═══ Data rows ═══
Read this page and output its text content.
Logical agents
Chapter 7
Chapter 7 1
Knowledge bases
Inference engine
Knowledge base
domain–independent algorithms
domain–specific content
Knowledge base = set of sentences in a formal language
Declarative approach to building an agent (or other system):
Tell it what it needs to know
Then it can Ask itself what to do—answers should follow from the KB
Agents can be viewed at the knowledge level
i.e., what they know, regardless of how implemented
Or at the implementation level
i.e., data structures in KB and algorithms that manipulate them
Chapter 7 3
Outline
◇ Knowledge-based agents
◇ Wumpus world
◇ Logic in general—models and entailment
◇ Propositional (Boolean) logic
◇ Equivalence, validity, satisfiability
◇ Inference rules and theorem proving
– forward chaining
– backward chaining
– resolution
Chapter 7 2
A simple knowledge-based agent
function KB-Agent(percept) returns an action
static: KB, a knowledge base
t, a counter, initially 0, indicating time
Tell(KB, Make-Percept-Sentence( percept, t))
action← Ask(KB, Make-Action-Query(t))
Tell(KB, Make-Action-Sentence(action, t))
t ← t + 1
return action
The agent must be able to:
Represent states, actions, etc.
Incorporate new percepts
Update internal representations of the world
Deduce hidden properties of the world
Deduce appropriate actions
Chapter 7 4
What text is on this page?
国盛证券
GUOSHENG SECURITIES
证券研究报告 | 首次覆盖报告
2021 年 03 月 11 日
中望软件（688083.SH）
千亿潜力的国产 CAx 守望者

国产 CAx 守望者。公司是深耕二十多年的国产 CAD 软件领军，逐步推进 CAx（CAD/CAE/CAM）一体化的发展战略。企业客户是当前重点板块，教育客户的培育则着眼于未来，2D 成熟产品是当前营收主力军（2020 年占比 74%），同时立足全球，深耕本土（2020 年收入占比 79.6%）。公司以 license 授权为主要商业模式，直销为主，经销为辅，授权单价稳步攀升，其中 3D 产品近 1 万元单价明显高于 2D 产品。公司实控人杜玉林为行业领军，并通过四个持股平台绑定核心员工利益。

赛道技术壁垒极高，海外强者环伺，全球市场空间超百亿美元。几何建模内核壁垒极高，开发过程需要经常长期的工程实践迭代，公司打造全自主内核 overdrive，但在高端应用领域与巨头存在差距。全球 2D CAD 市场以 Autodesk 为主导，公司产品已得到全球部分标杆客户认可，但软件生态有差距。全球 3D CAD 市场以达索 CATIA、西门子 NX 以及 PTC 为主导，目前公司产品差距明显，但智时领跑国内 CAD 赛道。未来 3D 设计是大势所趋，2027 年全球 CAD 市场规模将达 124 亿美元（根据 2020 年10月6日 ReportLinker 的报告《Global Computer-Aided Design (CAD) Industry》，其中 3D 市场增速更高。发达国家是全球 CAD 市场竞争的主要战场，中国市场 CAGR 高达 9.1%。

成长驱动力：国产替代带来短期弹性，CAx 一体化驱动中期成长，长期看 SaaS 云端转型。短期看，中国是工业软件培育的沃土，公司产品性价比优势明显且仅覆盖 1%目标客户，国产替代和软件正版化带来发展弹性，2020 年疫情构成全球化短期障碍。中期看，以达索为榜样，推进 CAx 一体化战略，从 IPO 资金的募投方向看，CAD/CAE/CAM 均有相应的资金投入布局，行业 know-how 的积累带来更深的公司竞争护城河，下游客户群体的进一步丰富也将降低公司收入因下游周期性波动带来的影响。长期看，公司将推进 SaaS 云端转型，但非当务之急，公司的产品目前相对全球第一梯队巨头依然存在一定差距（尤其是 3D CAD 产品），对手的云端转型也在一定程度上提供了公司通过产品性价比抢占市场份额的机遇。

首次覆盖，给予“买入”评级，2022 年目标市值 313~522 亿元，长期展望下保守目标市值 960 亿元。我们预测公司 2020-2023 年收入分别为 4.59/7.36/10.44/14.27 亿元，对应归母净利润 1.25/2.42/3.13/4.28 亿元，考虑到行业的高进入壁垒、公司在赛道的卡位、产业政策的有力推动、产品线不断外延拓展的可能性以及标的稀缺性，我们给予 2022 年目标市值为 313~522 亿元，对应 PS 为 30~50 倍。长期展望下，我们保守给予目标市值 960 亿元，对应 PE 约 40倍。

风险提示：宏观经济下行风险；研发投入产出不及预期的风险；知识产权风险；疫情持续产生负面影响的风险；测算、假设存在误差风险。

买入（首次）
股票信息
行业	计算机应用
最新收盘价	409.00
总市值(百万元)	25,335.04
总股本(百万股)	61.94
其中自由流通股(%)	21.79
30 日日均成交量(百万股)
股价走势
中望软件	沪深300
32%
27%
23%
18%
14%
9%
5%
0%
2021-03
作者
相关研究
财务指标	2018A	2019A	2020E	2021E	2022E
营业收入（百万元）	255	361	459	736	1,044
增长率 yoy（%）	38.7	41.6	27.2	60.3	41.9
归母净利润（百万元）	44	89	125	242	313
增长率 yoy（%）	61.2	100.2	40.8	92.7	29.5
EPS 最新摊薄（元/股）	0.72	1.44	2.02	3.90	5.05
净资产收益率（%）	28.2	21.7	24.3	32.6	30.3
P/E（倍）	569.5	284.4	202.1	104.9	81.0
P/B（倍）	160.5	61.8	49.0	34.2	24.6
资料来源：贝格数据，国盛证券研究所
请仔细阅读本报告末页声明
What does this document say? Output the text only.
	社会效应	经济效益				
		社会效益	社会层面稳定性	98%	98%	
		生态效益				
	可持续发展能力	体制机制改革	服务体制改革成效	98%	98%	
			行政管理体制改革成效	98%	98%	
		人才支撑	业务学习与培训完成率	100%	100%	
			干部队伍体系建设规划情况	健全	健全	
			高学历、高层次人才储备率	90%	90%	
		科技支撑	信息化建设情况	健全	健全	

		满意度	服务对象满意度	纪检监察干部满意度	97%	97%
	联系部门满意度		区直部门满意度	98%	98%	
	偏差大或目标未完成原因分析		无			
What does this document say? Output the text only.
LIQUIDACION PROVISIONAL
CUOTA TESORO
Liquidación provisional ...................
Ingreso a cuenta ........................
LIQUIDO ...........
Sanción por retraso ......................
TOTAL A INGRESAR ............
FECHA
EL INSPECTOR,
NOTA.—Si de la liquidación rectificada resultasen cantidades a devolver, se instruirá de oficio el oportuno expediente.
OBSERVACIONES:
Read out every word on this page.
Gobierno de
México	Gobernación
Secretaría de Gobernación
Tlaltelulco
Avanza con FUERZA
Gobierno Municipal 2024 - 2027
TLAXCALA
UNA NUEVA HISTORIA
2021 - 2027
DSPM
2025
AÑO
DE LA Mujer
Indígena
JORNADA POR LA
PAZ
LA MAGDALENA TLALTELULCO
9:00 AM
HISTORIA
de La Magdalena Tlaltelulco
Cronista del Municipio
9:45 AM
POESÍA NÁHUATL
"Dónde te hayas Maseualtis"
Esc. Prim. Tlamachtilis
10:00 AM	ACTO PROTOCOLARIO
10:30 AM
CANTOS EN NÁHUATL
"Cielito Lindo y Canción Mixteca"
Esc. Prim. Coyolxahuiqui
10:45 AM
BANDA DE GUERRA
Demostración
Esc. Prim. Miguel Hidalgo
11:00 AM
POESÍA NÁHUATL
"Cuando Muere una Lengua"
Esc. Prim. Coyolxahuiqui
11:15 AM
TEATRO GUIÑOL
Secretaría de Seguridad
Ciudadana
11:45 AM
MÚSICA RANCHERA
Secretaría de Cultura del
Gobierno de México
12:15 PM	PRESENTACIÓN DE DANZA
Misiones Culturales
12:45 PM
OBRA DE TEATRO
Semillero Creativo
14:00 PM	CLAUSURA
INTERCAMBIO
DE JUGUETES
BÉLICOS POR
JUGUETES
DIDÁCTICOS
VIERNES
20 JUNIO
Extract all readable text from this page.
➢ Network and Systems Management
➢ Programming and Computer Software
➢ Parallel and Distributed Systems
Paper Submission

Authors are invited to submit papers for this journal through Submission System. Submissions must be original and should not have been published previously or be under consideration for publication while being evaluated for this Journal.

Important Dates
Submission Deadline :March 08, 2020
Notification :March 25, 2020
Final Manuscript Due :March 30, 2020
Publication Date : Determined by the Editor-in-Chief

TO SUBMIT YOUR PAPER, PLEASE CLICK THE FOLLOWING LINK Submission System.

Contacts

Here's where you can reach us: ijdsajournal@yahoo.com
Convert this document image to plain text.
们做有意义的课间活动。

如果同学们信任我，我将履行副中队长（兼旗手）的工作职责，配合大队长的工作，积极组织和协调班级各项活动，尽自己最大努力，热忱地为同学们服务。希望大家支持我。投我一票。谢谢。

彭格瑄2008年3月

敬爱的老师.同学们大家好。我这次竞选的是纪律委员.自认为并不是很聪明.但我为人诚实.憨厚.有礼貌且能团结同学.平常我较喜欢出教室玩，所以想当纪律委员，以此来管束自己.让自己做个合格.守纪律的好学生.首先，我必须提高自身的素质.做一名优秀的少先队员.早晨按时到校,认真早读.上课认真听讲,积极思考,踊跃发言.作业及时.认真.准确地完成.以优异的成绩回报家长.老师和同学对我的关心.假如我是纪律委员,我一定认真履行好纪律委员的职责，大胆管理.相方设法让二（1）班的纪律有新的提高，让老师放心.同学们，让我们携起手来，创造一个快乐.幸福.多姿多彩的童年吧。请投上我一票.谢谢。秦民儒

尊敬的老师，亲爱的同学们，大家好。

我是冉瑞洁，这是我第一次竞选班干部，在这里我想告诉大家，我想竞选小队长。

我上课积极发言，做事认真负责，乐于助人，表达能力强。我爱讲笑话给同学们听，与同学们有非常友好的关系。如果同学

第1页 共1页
═══
Goal: From the records above, copy every line that holds the word "based".

Task output:
◇ Knowledge-based agents
A simple knowledge-based agent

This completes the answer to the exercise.